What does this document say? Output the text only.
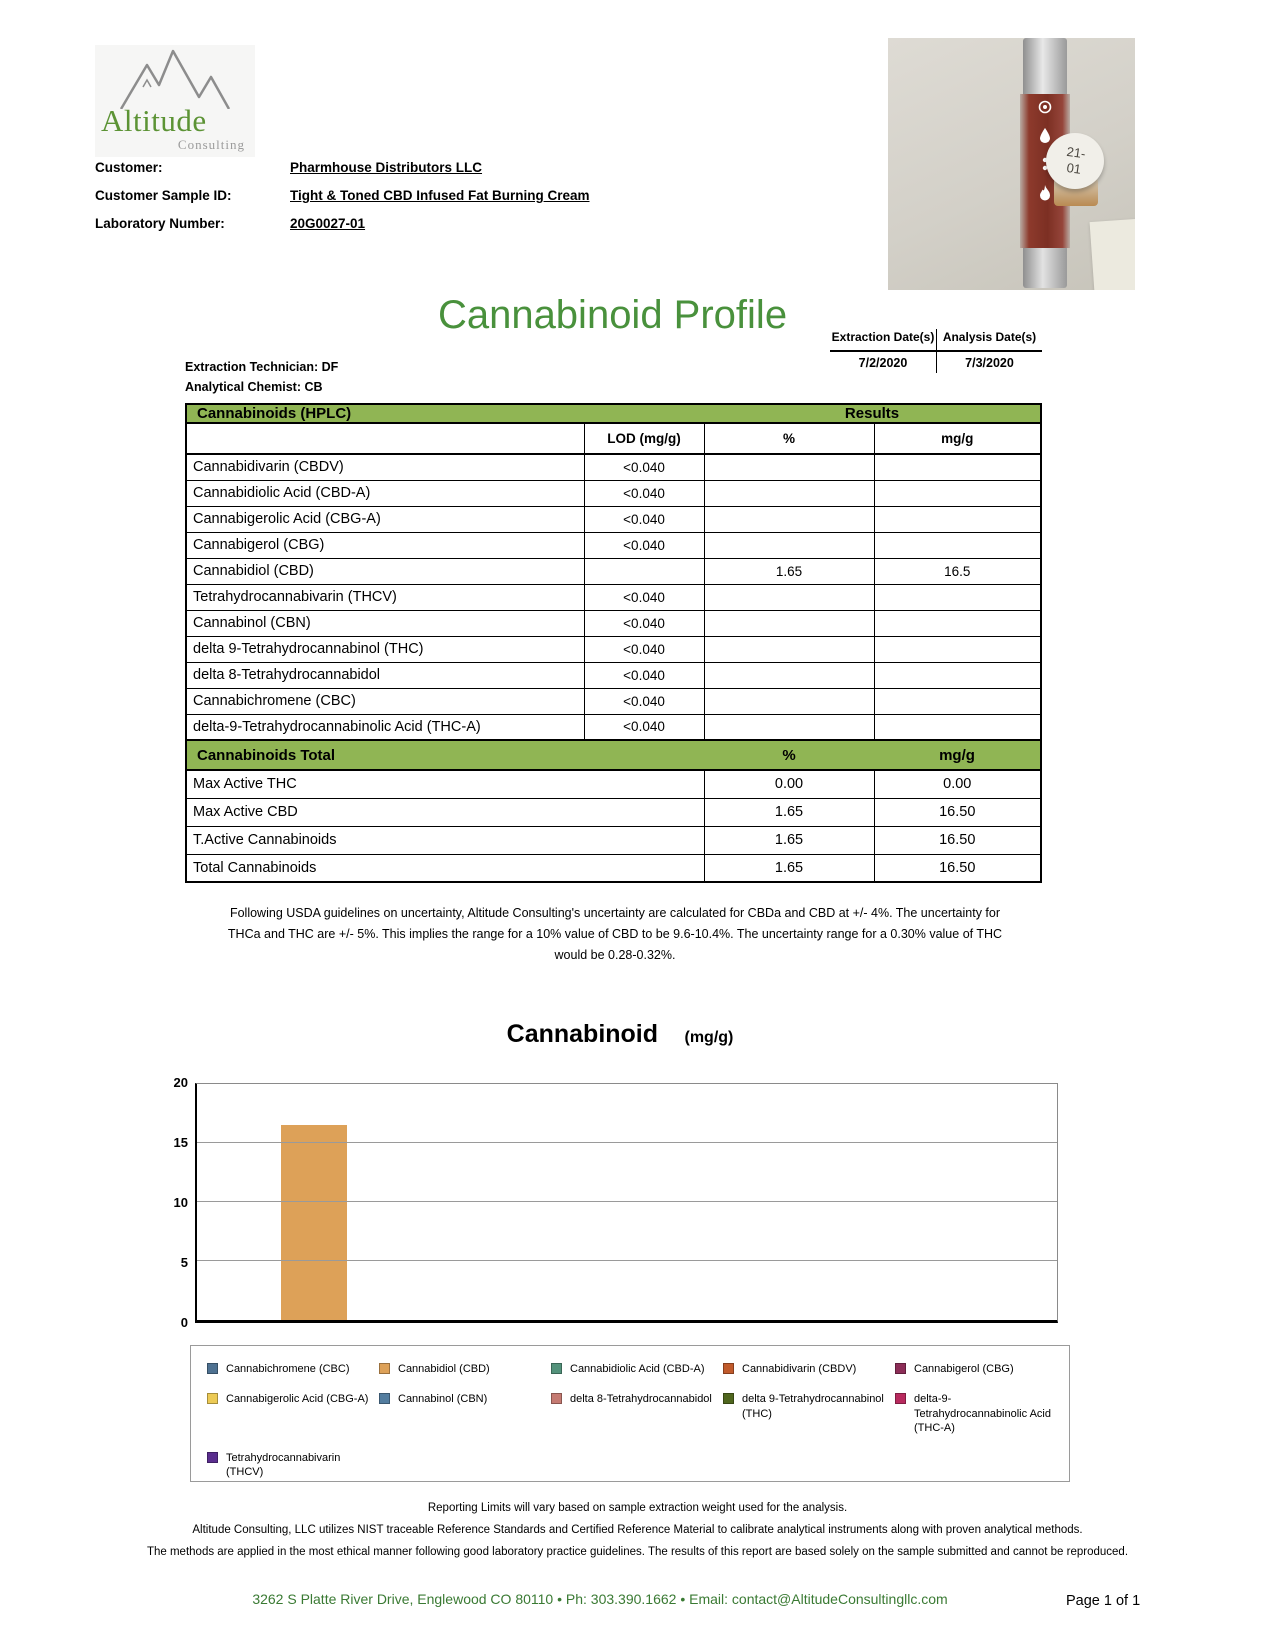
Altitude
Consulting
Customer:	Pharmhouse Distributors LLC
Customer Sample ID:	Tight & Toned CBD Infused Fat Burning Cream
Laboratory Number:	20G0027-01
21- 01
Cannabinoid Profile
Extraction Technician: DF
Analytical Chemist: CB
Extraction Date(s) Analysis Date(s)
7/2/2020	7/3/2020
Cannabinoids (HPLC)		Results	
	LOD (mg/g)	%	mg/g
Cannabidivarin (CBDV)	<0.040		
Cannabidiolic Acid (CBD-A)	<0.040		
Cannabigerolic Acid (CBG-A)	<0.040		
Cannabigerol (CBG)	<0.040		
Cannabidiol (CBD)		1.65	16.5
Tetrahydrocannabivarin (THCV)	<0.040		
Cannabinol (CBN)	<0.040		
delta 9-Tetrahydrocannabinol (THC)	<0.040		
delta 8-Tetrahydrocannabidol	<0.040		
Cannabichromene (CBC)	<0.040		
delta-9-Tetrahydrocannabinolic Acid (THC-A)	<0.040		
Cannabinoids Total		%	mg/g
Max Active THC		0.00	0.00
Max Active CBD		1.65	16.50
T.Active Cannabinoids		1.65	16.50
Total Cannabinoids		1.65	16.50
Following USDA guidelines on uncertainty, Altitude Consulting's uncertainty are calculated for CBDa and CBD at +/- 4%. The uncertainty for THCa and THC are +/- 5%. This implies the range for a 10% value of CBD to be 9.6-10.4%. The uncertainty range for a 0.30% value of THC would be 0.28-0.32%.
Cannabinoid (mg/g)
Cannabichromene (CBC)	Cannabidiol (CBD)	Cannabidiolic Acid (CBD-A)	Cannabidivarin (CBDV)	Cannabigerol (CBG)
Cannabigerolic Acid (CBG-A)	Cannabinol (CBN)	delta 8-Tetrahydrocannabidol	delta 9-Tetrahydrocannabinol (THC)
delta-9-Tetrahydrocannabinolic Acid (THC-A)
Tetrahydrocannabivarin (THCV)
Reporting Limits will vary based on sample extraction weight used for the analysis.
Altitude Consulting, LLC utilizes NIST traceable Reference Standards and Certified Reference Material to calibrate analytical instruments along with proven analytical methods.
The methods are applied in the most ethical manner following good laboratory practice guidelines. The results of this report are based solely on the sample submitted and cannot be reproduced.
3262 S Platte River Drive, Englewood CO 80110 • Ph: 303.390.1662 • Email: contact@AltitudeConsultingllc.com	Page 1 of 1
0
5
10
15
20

----------

Challenge: Pictures are excluded; repeat every record exactly.

Exercise response:
What does this document say? Output the text only.
Altitude
Consulting
Customer:	Pharmhouse Distributors LLC
Customer Sample ID:	Tight & Toned CBD Infused Fat Burning Cream
Laboratory Number:	20G0027-01
21- 01
Cannabinoid Profile
Extraction Technician: DF
Analytical Chemist: CB
Extraction Date(s) Analysis Date(s)
7/2/2020	7/3/2020
Cannabinoids (HPLC)		Results	
	LOD (mg/g)	%	mg/g
Cannabidivarin (CBDV)	<0.040		
Cannabidiolic Acid (CBD-A)	<0.040		
Cannabigerolic Acid (CBG-A)	<0.040		
Cannabigerol (CBG)	<0.040		
Cannabidiol (CBD)		1.65	16.5
Tetrahydrocannabivarin (THCV)	<0.040		
Cannabinol (CBN)	<0.040		
delta 9-Tetrahydrocannabinol (THC)	<0.040		
delta 8-Tetrahydrocannabidol	<0.040		
Cannabichromene (CBC)	<0.040		
delta-9-Tetrahydrocannabinolic Acid (THC-A)	<0.040		
Cannabinoids Total		%	mg/g
Max Active THC		0.00	0.00
Max Active CBD		1.65	16.50
T.Active Cannabinoids		1.65	16.50
Total Cannabinoids		1.65	16.50
Following USDA guidelines on uncertainty, Altitude Consulting's uncertainty are calculated for CBDa and CBD at +/- 4%. The uncertainty for THCa and THC are +/- 5%. This implies the range for a 10% value of CBD to be 9.6-10.4%. The uncertainty range for a 0.30% value of THC would be 0.28-0.32%.
Cannabinoid (mg/g)
Cannabichromene (CBC)	Cannabidiol (CBD)	Cannabidiolic Acid (CBD-A)	Cannabidivarin (CBDV)	Cannabigerol (CBG)
Cannabigerolic Acid (CBG-A)	Cannabinol (CBN)	delta 8-Tetrahydrocannabidol	delta 9-Tetrahydrocannabinol (THC)
delta-9-Tetrahydrocannabinolic Acid (THC-A)
Tetrahydrocannabivarin (THCV)
Reporting Limits will vary based on sample extraction weight used for the analysis.
Altitude Consulting, LLC utilizes NIST traceable Reference Standards and Certified Reference Material to calibrate analytical instruments along with proven analytical methods.
The methods are applied in the most ethical manner following good laboratory practice guidelines. The results of this report are based solely on the sample submitted and cannot be reproduced.
3262 S Platte River Drive, Englewood CO 80110 • Ph: 303.390.1662 • Email: contact@AltitudeConsultingllc.com	Page 1 of 1
0
5
10
15
20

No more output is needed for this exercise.